Pictures in the data below are not part of the copy; transcribe everything else exactly.

Stored data –
———

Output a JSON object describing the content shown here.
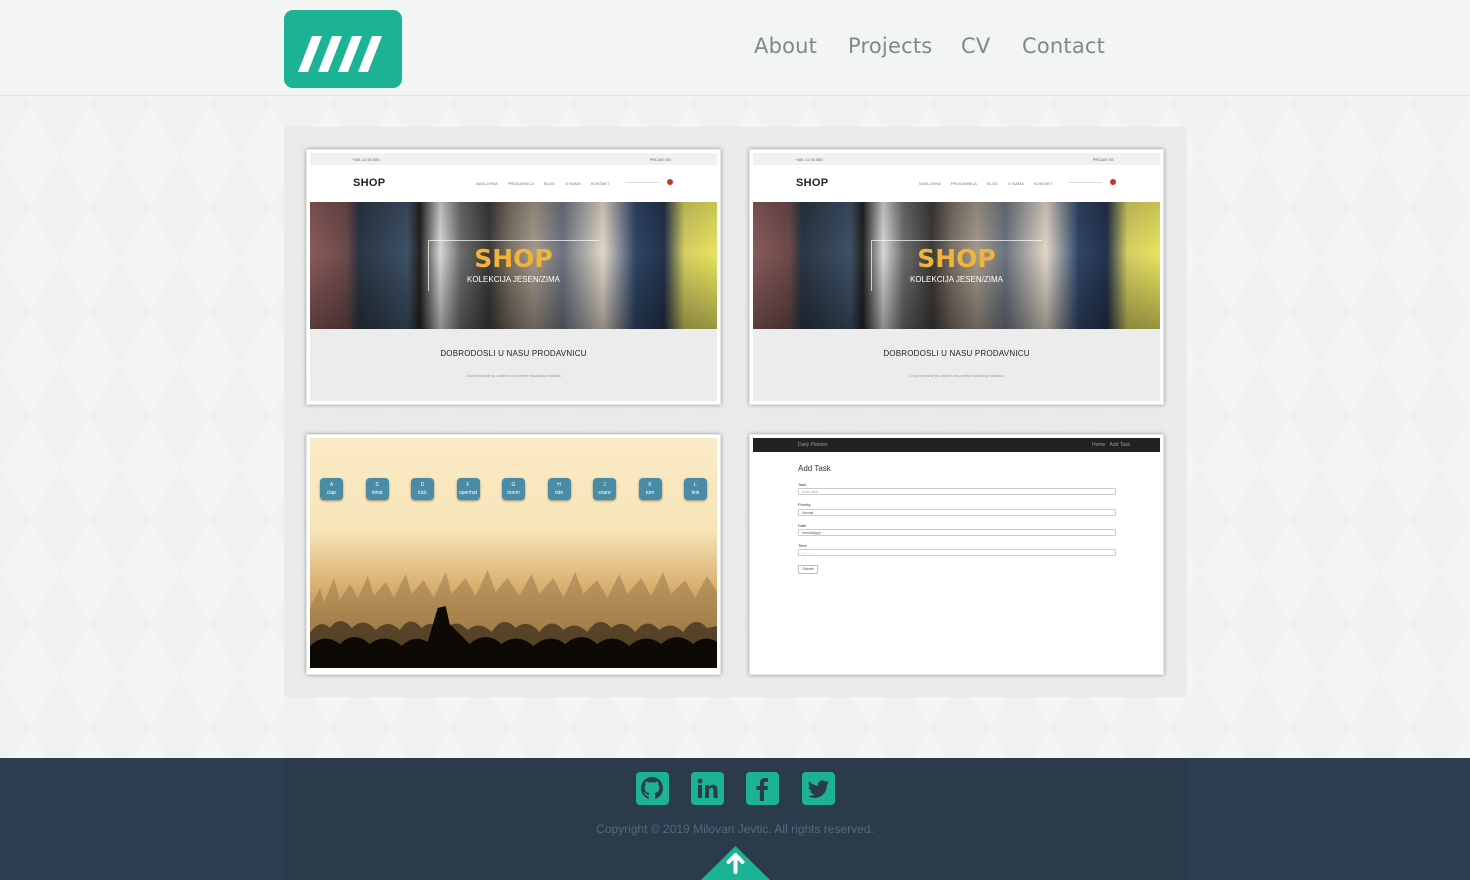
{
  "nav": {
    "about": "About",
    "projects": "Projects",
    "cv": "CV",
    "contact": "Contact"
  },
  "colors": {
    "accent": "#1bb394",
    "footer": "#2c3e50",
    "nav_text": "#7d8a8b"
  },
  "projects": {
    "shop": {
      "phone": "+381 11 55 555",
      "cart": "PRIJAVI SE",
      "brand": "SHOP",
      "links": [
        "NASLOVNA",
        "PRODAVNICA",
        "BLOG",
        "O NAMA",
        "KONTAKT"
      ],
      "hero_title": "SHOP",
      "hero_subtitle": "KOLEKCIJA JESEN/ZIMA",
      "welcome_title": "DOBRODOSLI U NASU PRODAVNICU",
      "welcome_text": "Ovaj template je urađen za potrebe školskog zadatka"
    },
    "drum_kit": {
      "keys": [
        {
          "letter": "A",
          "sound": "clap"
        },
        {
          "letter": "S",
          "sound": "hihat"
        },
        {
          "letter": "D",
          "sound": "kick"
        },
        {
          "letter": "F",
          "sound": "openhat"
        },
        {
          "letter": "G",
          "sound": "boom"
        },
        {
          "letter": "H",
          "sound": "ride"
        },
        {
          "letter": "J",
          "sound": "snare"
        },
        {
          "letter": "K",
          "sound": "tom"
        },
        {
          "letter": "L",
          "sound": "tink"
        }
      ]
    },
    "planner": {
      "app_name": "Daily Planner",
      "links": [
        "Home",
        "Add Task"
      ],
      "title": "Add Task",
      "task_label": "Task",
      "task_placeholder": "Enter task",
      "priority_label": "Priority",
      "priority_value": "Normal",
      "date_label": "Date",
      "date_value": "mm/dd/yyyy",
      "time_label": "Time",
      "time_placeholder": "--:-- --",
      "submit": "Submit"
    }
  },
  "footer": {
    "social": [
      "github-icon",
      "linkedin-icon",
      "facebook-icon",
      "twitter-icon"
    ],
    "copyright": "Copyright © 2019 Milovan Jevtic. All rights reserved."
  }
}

———

THE ANSWER –
Output a JSON object describing the content shown here.
{
  "nav": {
    "about": "About",
    "projects": "Projects",
    "cv": "CV",
    "contact": "Contact"
  },
  "colors": {
    "accent": "#1bb394",
    "footer": "#2c3e50",
    "nav_text": "#7d8a8b"
  },
  "projects": {
    "shop": {
      "phone": "+381 11 55 555",
      "cart": "PRIJAVI SE",
      "brand": "SHOP",
      "links": [
        "NASLOVNA",
        "PRODAVNICA",
        "BLOG",
        "O NAMA",
        "KONTAKT"
      ],
      "hero_title": "SHOP",
      "hero_subtitle": "KOLEKCIJA JESEN/ZIMA",
      "welcome_title": "DOBRODOSLI U NASU PRODAVNICU",
      "welcome_text": "Ovaj template je urađen za potrebe školskog zadatka"
    },
    "drum_kit": {
      "keys": [
        {
          "letter": "A",
          "sound": "clap"
        },
        {
          "letter": "S",
          "sound": "hihat"
        },
        {
          "letter": "D",
          "sound": "kick"
        },
        {
          "letter": "F",
          "sound": "openhat"
        },
        {
          "letter": "G",
          "sound": "boom"
        },
        {
          "letter": "H",
          "sound": "ride"
        },
        {
          "letter": "J",
          "sound": "snare"
        },
        {
          "letter": "K",
          "sound": "tom"
        },
        {
          "letter": "L",
          "sound": "tink"
        }
      ]
    },
    "planner": {
      "app_name": "Daily Planner",
      "links": [
        "Home",
        "Add Task"
      ],
      "title": "Add Task",
      "task_label": "Task",
      "task_placeholder": "Enter task",
      "priority_label": "Priority",
      "priority_value": "Normal",
      "date_label": "Date",
      "date_value": "mm/dd/yyyy",
      "time_label": "Time",
      "time_placeholder": "--:-- --",
      "submit": "Submit"
    }
  },
  "footer": {
    "social": [
      "github-icon",
      "linkedin-icon",
      "facebook-icon",
      "twitter-icon"
    ],
    "copyright": "Copyright © 2019 Milovan Jevtic. All rights reserved."
  }
}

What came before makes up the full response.